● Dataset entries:
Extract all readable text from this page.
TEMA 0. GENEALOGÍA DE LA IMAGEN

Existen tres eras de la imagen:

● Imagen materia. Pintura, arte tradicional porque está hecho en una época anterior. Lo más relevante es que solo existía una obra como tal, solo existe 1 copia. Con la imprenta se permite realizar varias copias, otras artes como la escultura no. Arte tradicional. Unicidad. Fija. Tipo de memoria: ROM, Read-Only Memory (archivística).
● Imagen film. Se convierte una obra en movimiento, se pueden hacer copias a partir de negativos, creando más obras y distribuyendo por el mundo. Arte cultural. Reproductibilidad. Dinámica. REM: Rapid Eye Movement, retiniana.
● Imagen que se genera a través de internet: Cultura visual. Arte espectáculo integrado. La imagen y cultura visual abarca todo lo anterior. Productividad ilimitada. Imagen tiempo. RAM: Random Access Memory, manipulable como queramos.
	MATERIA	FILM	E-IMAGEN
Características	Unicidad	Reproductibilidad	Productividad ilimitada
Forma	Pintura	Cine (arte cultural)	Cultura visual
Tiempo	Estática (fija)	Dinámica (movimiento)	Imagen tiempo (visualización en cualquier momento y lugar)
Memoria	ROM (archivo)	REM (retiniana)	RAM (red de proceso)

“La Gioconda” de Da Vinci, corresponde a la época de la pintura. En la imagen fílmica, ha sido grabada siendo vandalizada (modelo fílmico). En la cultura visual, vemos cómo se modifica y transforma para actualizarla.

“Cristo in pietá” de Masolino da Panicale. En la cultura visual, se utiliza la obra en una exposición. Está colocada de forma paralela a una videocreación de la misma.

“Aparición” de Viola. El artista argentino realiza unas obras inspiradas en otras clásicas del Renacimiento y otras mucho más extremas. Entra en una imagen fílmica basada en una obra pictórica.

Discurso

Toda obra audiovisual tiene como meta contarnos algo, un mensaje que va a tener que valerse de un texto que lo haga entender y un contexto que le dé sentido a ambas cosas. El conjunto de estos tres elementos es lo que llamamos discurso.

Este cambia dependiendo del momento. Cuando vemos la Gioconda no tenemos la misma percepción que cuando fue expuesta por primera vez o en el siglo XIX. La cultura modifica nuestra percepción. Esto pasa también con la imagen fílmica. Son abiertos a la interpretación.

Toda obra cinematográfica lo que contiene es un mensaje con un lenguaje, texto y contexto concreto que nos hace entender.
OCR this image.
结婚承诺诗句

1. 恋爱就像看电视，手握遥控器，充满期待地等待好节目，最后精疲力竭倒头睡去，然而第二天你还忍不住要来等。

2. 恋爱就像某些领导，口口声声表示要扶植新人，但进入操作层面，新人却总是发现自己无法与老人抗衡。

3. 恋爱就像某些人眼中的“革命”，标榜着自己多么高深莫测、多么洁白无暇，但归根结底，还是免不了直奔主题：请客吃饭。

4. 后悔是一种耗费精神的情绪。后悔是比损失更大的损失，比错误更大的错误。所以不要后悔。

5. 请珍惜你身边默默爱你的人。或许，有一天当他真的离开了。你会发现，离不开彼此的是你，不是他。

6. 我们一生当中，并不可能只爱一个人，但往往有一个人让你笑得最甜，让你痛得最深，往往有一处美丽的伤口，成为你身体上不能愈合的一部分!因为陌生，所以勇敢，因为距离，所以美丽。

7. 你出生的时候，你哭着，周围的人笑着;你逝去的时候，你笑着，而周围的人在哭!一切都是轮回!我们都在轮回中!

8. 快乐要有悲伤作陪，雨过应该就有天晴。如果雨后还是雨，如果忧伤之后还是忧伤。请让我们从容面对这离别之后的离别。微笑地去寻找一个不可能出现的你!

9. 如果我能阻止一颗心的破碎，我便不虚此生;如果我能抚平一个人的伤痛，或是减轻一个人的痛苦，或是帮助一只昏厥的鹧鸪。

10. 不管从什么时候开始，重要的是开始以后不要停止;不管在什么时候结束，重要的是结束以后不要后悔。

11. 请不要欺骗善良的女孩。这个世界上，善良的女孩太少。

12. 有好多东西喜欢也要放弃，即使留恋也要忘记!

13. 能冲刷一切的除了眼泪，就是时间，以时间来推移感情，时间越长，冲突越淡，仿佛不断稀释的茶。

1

● The problem: In the entries above, identify every line with the string "entender".

● Answer:
Toda obra audiovisual tiene como meta contarnos algo, un mensaje que va a tener que valerse de un texto que lo haga entender y un contexto que le dé sentido a ambas cosas. El conjunto de estos tres elementos es lo que llamamos discurso.
Toda obra cinematográfica lo que contiene es un mensaje con un lenguaje, texto y contexto concreto que nos hace entender.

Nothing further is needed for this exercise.